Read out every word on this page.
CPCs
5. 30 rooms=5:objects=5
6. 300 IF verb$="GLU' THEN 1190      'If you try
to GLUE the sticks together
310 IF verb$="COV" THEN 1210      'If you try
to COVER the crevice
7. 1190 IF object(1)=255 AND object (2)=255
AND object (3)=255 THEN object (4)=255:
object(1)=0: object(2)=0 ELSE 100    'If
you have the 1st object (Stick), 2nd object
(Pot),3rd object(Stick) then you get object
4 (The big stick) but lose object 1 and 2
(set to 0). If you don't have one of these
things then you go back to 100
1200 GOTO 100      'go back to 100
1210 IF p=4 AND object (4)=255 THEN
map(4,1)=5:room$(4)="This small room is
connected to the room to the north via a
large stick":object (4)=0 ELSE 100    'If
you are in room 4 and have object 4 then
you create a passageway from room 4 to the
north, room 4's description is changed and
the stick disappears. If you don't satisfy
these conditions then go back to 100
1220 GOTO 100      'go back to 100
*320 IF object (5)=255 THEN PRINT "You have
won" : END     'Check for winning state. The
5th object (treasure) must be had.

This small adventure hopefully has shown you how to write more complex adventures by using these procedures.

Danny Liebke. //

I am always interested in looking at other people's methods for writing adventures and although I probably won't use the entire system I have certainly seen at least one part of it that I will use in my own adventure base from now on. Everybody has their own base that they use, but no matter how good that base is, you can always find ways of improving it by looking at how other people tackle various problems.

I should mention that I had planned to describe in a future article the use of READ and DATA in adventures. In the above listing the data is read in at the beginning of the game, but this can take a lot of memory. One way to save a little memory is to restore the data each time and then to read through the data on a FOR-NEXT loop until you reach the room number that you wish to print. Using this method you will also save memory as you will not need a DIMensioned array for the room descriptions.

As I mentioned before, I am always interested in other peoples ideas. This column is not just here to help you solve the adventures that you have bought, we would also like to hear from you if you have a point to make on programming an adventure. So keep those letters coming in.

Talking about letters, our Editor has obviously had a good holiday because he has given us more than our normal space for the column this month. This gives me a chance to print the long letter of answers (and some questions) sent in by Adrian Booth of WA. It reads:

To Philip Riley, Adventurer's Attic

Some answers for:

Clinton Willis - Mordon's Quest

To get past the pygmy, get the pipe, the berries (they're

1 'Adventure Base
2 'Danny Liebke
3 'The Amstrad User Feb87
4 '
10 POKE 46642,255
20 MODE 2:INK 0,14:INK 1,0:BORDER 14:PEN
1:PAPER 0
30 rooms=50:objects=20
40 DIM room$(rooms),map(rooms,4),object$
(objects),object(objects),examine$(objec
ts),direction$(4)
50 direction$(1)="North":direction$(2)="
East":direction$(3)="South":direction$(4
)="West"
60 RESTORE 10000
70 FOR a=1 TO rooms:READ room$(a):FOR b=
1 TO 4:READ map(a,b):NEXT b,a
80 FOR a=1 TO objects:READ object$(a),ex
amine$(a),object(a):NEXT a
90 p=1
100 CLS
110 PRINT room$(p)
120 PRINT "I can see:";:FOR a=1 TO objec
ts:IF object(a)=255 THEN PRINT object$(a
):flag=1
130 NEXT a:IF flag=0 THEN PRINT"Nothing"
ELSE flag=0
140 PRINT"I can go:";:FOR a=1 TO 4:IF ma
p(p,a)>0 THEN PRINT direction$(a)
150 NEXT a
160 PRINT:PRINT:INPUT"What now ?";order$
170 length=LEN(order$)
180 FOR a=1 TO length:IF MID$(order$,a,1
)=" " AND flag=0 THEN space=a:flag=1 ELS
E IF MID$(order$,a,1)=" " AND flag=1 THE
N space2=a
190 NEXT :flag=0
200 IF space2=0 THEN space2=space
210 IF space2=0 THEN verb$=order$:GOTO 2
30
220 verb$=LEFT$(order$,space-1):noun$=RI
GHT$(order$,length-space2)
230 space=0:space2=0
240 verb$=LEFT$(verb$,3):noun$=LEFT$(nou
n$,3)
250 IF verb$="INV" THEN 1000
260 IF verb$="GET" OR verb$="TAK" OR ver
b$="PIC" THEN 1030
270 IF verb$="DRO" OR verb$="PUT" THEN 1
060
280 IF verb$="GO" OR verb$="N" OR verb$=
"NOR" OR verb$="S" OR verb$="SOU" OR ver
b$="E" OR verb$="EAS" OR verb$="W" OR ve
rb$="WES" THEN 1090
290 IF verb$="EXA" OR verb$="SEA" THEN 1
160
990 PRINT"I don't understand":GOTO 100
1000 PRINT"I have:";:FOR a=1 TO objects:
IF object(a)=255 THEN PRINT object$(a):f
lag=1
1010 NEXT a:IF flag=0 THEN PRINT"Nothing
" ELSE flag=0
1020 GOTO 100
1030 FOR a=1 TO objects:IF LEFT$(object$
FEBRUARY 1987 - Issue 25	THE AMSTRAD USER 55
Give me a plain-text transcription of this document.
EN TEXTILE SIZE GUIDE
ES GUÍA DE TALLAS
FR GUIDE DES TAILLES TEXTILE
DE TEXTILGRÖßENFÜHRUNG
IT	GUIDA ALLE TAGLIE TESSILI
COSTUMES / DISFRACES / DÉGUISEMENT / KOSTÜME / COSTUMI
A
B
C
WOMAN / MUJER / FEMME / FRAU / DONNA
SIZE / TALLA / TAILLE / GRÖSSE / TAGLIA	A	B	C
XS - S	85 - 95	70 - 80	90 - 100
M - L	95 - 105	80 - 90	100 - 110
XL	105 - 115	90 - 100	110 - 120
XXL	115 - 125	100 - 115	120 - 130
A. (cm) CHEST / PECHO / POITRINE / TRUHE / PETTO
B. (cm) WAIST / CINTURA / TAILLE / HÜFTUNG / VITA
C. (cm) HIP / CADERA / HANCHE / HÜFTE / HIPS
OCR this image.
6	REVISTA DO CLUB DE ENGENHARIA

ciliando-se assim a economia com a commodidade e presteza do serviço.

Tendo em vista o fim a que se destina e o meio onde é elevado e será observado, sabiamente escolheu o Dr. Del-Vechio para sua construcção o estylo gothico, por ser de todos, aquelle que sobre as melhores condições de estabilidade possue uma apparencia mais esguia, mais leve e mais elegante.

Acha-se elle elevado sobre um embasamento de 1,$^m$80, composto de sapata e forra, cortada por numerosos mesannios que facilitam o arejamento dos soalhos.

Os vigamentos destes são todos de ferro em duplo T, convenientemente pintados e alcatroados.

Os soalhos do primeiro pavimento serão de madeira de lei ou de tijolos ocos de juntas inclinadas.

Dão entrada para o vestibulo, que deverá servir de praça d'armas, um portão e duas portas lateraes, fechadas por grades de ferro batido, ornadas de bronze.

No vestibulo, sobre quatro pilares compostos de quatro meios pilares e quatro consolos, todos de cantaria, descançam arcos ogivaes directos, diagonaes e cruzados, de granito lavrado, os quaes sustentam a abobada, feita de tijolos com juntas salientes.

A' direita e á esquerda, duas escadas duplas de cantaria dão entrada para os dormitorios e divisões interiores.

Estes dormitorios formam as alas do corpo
——————
## Instruction
Pull out all lines in the data above that include "small".

## Answer for this exercise
map(4,1)=5:room$(4)="This small room is
This small adventure hopefully has shown you how to write more complex adventures by using these procedures.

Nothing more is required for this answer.